** Begin **

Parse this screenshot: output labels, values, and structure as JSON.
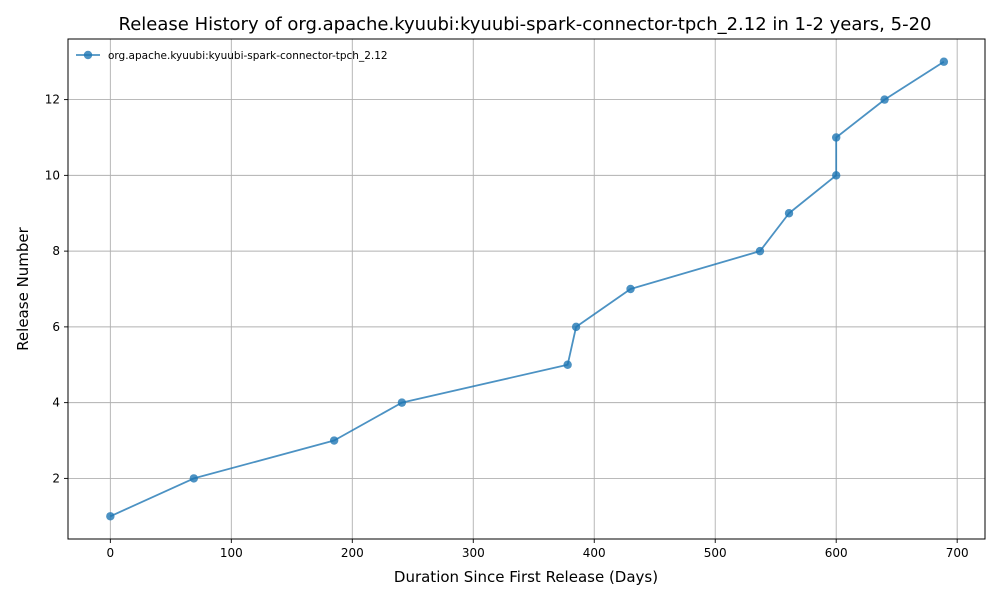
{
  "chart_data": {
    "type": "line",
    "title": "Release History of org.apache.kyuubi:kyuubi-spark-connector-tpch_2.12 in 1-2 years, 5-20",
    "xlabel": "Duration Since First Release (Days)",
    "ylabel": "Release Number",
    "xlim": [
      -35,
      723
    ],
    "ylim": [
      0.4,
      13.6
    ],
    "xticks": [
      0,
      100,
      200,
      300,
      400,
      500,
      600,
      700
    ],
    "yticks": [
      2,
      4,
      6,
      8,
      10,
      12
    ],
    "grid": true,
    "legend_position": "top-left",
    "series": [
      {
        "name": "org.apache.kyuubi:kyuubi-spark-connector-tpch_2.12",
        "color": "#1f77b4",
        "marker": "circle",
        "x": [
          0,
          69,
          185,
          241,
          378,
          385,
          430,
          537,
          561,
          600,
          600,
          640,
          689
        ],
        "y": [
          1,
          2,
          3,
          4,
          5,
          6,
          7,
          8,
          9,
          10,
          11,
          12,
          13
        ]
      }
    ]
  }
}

** End **
** Begin **

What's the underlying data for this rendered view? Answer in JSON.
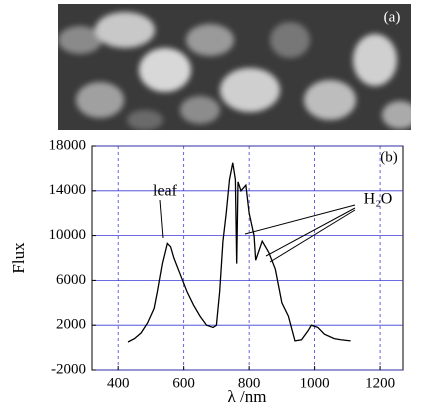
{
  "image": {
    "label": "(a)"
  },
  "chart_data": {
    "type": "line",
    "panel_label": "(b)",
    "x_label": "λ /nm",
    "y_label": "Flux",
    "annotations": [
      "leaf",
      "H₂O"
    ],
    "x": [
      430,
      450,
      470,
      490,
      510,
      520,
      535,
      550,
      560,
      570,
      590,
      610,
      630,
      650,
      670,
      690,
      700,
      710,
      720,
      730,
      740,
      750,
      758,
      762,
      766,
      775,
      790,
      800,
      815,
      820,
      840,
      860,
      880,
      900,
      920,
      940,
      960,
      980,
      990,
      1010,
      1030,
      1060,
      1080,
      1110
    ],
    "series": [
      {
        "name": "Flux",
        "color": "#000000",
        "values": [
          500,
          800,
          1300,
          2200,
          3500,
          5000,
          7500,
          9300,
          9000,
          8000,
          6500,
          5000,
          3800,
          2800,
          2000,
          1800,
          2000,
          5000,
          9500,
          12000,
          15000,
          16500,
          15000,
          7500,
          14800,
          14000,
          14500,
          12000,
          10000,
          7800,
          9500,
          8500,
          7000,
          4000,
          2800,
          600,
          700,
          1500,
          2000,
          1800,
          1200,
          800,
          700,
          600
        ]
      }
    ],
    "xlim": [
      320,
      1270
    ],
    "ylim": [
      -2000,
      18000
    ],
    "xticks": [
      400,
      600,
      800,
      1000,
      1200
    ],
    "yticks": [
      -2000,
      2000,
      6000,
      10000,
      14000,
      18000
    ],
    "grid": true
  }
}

** End **
** Begin **

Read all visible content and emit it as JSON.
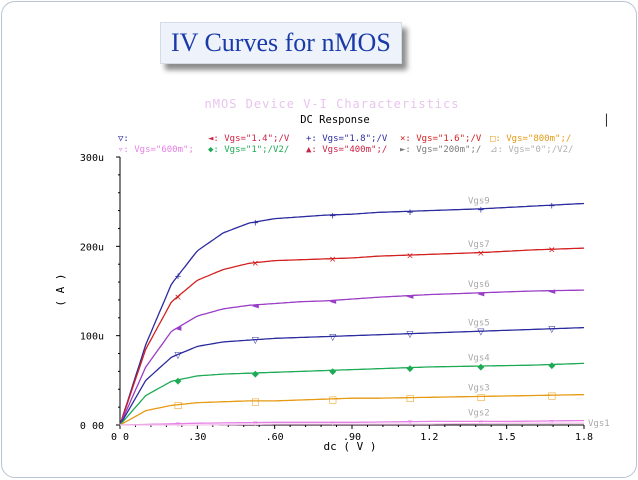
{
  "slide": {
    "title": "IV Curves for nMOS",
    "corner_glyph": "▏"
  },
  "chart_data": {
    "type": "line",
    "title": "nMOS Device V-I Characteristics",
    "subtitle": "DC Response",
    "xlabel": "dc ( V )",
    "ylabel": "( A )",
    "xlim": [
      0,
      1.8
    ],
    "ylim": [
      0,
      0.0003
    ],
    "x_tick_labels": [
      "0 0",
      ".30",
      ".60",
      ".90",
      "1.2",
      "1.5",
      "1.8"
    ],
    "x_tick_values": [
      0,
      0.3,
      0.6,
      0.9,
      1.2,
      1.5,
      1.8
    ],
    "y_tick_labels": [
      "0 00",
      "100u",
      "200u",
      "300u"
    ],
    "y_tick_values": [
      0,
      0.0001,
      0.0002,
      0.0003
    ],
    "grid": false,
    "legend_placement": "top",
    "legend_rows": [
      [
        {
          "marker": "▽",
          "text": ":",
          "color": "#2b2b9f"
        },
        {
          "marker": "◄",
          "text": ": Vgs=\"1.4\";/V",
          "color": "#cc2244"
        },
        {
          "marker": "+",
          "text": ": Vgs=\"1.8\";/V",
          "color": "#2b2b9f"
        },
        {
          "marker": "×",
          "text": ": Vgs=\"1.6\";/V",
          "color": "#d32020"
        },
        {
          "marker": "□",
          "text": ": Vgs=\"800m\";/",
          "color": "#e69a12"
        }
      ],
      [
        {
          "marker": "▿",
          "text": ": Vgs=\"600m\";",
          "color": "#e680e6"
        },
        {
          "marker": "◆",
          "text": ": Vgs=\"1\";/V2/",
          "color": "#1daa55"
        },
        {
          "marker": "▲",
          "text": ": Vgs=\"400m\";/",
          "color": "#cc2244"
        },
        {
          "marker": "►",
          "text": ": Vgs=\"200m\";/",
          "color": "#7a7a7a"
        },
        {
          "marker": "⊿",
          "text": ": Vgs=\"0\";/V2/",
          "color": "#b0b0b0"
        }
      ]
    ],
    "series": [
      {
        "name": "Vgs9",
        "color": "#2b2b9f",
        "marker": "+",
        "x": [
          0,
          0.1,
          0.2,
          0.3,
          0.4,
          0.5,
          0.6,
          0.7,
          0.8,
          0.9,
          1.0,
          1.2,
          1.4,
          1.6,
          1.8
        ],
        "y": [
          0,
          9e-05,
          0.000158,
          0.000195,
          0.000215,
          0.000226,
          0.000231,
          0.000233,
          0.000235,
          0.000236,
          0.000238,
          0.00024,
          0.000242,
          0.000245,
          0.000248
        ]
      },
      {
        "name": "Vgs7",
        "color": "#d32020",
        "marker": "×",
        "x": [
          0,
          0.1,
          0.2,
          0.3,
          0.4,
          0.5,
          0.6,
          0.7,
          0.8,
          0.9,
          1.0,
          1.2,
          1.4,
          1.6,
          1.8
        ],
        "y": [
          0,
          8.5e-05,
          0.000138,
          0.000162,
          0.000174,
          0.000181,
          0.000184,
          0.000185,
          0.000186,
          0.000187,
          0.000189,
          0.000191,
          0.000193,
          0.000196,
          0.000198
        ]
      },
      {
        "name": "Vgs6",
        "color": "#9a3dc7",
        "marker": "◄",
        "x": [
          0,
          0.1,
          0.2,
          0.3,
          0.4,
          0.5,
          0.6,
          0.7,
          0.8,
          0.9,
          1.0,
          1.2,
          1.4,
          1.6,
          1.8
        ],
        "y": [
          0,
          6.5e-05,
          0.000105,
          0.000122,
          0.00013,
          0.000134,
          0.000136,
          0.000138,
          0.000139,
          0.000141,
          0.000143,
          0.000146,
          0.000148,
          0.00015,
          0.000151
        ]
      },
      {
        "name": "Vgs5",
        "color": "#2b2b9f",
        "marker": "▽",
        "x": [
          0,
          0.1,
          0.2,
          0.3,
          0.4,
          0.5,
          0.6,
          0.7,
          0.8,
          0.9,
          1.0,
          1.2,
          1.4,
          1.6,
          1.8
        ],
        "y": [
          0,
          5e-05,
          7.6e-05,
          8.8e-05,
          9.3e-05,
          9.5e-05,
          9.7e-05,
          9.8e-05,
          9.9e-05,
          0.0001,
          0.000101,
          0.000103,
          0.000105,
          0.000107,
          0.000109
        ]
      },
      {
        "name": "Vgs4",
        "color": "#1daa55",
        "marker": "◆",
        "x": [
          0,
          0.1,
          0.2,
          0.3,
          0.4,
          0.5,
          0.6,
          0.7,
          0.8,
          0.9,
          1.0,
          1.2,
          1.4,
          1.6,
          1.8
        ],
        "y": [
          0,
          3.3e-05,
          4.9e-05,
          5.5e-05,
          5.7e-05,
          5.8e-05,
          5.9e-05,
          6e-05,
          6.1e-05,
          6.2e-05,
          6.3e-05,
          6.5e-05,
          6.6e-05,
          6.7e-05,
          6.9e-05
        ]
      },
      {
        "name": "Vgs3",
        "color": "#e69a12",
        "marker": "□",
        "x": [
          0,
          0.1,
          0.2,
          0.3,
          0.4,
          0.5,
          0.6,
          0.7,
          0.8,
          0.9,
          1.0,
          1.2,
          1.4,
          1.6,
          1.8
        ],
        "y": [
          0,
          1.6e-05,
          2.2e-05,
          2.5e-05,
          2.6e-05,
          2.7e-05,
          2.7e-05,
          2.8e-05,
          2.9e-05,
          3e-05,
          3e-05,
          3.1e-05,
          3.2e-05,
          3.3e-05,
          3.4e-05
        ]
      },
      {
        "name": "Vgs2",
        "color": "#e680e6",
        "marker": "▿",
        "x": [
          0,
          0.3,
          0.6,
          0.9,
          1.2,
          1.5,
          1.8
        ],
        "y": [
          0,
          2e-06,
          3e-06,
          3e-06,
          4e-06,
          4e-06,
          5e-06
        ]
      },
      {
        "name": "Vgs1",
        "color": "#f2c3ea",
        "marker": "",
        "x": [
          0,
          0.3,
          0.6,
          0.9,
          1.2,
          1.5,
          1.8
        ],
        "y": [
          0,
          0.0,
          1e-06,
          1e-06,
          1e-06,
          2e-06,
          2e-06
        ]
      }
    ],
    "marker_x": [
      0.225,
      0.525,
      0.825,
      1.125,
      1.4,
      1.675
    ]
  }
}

** End **

> [Given problem] Using the listing, collect all lines in which the string "apache" is found.

> [Task solution]
    "title": "Release History of org.apache.kyuubi:kyuubi-spark-connector-tpch_2.12 in 1-2 years, 5-20",
        "name": "org.apache.kyuubi:kyuubi-spark-connector-tpch_2.12",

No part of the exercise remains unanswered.